▶ **Aim**:
Take the entries below and print all of them exactly, please.

________________

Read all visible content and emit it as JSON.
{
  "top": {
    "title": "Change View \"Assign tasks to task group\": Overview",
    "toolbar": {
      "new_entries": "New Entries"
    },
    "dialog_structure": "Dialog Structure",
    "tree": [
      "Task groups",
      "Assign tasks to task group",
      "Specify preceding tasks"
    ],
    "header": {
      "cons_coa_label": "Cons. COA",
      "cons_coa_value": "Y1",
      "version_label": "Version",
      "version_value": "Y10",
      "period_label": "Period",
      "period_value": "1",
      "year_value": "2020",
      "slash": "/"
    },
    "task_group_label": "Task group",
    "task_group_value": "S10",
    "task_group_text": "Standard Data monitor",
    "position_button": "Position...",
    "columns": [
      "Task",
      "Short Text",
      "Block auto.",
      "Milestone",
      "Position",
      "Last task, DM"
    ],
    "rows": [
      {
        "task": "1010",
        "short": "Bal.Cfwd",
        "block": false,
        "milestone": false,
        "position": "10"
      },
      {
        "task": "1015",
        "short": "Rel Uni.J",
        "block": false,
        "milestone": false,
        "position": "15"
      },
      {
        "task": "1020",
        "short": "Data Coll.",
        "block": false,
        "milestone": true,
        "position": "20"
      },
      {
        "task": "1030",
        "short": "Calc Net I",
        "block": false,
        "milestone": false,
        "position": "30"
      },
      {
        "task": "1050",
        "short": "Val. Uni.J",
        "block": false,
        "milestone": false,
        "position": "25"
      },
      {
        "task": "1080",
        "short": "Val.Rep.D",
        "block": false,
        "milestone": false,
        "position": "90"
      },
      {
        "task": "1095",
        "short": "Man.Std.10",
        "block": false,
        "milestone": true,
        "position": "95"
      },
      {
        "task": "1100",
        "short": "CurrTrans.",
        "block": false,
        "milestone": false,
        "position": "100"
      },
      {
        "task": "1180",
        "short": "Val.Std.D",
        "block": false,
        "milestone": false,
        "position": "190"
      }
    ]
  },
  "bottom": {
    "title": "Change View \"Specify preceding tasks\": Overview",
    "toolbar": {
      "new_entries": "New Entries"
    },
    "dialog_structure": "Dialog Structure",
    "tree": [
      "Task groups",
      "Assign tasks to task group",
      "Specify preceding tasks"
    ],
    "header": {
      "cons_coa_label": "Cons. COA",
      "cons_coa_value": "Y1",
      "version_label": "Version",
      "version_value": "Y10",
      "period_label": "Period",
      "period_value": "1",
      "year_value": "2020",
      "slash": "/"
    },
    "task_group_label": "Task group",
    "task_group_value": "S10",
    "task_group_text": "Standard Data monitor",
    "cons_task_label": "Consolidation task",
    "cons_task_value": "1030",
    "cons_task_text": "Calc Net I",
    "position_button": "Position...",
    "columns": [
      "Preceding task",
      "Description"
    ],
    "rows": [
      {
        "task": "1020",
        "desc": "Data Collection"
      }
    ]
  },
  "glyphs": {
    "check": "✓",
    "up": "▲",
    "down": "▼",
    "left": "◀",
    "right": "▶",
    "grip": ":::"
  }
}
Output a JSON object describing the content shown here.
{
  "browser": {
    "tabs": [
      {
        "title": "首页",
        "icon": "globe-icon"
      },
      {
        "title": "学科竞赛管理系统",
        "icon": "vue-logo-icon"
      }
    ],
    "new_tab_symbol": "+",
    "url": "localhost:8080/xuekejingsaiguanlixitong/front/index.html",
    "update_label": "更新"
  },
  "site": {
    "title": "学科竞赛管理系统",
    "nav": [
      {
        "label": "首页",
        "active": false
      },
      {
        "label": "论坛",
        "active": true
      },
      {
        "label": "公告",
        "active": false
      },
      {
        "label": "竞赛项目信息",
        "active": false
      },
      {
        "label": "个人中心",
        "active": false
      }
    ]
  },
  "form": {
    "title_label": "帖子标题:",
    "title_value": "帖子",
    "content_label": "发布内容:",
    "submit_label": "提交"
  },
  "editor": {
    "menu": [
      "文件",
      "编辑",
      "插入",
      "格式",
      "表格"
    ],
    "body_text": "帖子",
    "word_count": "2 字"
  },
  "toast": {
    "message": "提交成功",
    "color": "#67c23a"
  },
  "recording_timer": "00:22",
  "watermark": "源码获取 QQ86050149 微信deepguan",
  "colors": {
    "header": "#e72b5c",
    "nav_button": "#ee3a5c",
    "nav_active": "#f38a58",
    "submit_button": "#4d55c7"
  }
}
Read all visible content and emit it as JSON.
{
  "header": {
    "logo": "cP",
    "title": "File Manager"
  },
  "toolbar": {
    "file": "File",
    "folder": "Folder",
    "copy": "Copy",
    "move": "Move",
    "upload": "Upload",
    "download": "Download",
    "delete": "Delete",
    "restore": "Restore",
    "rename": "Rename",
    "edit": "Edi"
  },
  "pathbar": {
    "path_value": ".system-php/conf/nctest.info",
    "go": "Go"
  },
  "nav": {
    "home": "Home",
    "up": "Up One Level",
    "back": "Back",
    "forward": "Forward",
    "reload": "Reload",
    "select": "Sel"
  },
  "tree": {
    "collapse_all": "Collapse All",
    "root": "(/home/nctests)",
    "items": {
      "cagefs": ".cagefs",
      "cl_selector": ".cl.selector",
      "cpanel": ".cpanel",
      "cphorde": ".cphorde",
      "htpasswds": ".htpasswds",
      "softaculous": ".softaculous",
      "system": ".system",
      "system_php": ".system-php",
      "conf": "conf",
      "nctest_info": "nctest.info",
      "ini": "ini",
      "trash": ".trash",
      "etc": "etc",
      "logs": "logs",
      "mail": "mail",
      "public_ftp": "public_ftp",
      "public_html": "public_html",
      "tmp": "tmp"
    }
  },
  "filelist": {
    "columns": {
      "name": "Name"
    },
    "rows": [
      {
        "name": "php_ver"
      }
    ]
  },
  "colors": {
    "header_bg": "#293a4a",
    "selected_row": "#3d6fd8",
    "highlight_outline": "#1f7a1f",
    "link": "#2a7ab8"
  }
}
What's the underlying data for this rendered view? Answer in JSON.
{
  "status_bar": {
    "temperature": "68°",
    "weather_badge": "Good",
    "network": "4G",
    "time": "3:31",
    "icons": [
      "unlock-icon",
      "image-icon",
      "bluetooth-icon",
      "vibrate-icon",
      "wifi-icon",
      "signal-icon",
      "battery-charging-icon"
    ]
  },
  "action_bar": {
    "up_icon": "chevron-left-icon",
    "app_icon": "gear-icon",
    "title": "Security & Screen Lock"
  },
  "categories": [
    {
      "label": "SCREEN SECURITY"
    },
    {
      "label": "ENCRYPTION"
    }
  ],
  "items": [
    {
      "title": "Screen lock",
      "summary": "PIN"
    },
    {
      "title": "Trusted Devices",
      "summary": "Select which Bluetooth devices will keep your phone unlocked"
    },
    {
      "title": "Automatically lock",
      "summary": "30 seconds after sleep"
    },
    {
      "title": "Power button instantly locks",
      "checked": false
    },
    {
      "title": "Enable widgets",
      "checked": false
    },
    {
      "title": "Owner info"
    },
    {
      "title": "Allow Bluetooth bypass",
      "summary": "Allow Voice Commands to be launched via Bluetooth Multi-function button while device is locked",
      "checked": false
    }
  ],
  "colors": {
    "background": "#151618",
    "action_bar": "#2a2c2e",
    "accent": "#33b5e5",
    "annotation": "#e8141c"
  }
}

________________

▶ **Exercise result**:
Read all visible content and emit it as JSON.
{
  "top": {
    "title": "Change View \"Assign tasks to task group\": Overview",
    "toolbar": {
      "new_entries": "New Entries"
    },
    "dialog_structure": "Dialog Structure",
    "tree": [
      "Task groups",
      "Assign tasks to task group",
      "Specify preceding tasks"
    ],
    "header": {
      "cons_coa_label": "Cons. COA",
      "cons_coa_value": "Y1",
      "version_label": "Version",
      "version_value": "Y10",
      "period_label": "Period",
      "period_value": "1",
      "year_value": "2020",
      "slash": "/"
    },
    "task_group_label": "Task group",
    "task_group_value": "S10",
    "task_group_text": "Standard Data monitor",
    "position_button": "Position...",
    "columns": [
      "Task",
      "Short Text",
      "Block auto.",
      "Milestone",
      "Position",
      "Last task, DM"
    ],
    "rows": [
      {
        "task": "1010",
        "short": "Bal.Cfwd",
        "block": false,
        "milestone": false,
        "position": "10"
      },
      {
        "task": "1015",
        "short": "Rel Uni.J",
        "block": false,
        "milestone": false,
        "position": "15"
      },
      {
        "task": "1020",
        "short": "Data Coll.",
        "block": false,
        "milestone": true,
        "position": "20"
      },
      {
        "task": "1030",
        "short": "Calc Net I",
        "block": false,
        "milestone": false,
        "position": "30"
      },
      {
        "task": "1050",
        "short": "Val. Uni.J",
        "block": false,
        "milestone": false,
        "position": "25"
      },
      {
        "task": "1080",
        "short": "Val.Rep.D",
        "block": false,
        "milestone": false,
        "position": "90"
      },
      {
        "task": "1095",
        "short": "Man.Std.10",
        "block": false,
        "milestone": true,
        "position": "95"
      },
      {
        "task": "1100",
        "short": "CurrTrans.",
        "block": false,
        "milestone": false,
        "position": "100"
      },
      {
        "task": "1180",
        "short": "Val.Std.D",
        "block": false,
        "milestone": false,
        "position": "190"
      }
    ]
  },
  "bottom": {
    "title": "Change View \"Specify preceding tasks\": Overview",
    "toolbar": {
      "new_entries": "New Entries"
    },
    "dialog_structure": "Dialog Structure",
    "tree": [
      "Task groups",
      "Assign tasks to task group",
      "Specify preceding tasks"
    ],
    "header": {
      "cons_coa_label": "Cons. COA",
      "cons_coa_value": "Y1",
      "version_label": "Version",
      "version_value": "Y10",
      "period_label": "Period",
      "period_value": "1",
      "year_value": "2020",
      "slash": "/"
    },
    "task_group_label": "Task group",
    "task_group_value": "S10",
    "task_group_text": "Standard Data monitor",
    "cons_task_label": "Consolidation task",
    "cons_task_value": "1030",
    "cons_task_text": "Calc Net I",
    "position_button": "Position...",
    "columns": [
      "Preceding task",
      "Description"
    ],
    "rows": [
      {
        "task": "1020",
        "desc": "Data Collection"
      }
    ]
  },
  "glyphs": {
    "check": "✓",
    "up": "▲",
    "down": "▼",
    "left": "◀",
    "right": "▶",
    "grip": ":::"
  }
}
Output a JSON object describing the content shown here.
{
  "browser": {
    "tabs": [
      {
        "title": "首页",
        "icon": "globe-icon"
      },
      {
        "title": "学科竞赛管理系统",
        "icon": "vue-logo-icon"
      }
    ],
    "new_tab_symbol": "+",
    "url": "localhost:8080/xuekejingsaiguanlixitong/front/index.html",
    "update_label": "更新"
  },
  "site": {
    "title": "学科竞赛管理系统",
    "nav": [
      {
        "label": "首页",
        "active": false
      },
      {
        "label": "论坛",
        "active": true
      },
      {
        "label": "公告",
        "active": false
      },
      {
        "label": "竞赛项目信息",
        "active": false
      },
      {
        "label": "个人中心",
        "active": false
      }
    ]
  },
  "form": {
    "title_label": "帖子标题:",
    "title_value": "帖子",
    "content_label": "发布内容:",
    "submit_label": "提交"
  },
  "editor": {
    "menu": [
      "文件",
      "编辑",
      "插入",
      "格式",
      "表格"
    ],
    "body_text": "帖子",
    "word_count": "2 字"
  },
  "toast": {
    "message": "提交成功",
    "color": "#67c23a"
  },
  "recording_timer": "00:22",
  "watermark": "源码获取 QQ86050149 微信deepguan",
  "colors": {
    "header": "#e72b5c",
    "nav_button": "#ee3a5c",
    "nav_active": "#f38a58",
    "submit_button": "#4d55c7"
  }
}
Read all visible content and emit it as JSON.
{
  "header": {
    "logo": "cP",
    "title": "File Manager"
  },
  "toolbar": {
    "file": "File",
    "folder": "Folder",
    "copy": "Copy",
    "move": "Move",
    "upload": "Upload",
    "download": "Download",
    "delete": "Delete",
    "restore": "Restore",
    "rename": "Rename",
    "edit": "Edi"
  },
  "pathbar": {
    "path_value": ".system-php/conf/nctest.info",
    "go": "Go"
  },
  "nav": {
    "home": "Home",
    "up": "Up One Level",
    "back": "Back",
    "forward": "Forward",
    "reload": "Reload",
    "select": "Sel"
  },
  "tree": {
    "collapse_all": "Collapse All",
    "root": "(/home/nctests)",
    "items": {
      "cagefs": ".cagefs",
      "cl_selector": ".cl.selector",
      "cpanel": ".cpanel",
      "cphorde": ".cphorde",
      "htpasswds": ".htpasswds",
      "softaculous": ".softaculous",
      "system": ".system",
      "system_php": ".system-php",
      "conf": "conf",
      "nctest_info": "nctest.info",
      "ini": "ini",
      "trash": ".trash",
      "etc": "etc",
      "logs": "logs",
      "mail": "mail",
      "public_ftp": "public_ftp",
      "public_html": "public_html",
      "tmp": "tmp"
    }
  },
  "filelist": {
    "columns": {
      "name": "Name"
    },
    "rows": [
      {
        "name": "php_ver"
      }
    ]
  },
  "colors": {
    "header_bg": "#293a4a",
    "selected_row": "#3d6fd8",
    "highlight_outline": "#1f7a1f",
    "link": "#2a7ab8"
  }
}
What's the underlying data for this rendered view? Answer in JSON.
{
  "status_bar": {
    "temperature": "68°",
    "weather_badge": "Good",
    "network": "4G",
    "time": "3:31",
    "icons": [
      "unlock-icon",
      "image-icon",
      "bluetooth-icon",
      "vibrate-icon",
      "wifi-icon",
      "signal-icon",
      "battery-charging-icon"
    ]
  },
  "action_bar": {
    "up_icon": "chevron-left-icon",
    "app_icon": "gear-icon",
    "title": "Security & Screen Lock"
  },
  "categories": [
    {
      "label": "SCREEN SECURITY"
    },
    {
      "label": "ENCRYPTION"
    }
  ],
  "items": [
    {
      "title": "Screen lock",
      "summary": "PIN"
    },
    {
      "title": "Trusted Devices",
      "summary": "Select which Bluetooth devices will keep your phone unlocked"
    },
    {
      "title": "Automatically lock",
      "summary": "30 seconds after sleep"
    },
    {
      "title": "Power button instantly locks",
      "checked": false
    },
    {
      "title": "Enable widgets",
      "checked": false
    },
    {
      "title": "Owner info"
    },
    {
      "title": "Allow Bluetooth bypass",
      "summary": "Allow Voice Commands to be launched via Bluetooth Multi-function button while device is locked",
      "checked": false
    }
  ],
  "colors": {
    "background": "#151618",
    "action_bar": "#2a2c2e",
    "accent": "#33b5e5",
    "annotation": "#e8141c"
  }
}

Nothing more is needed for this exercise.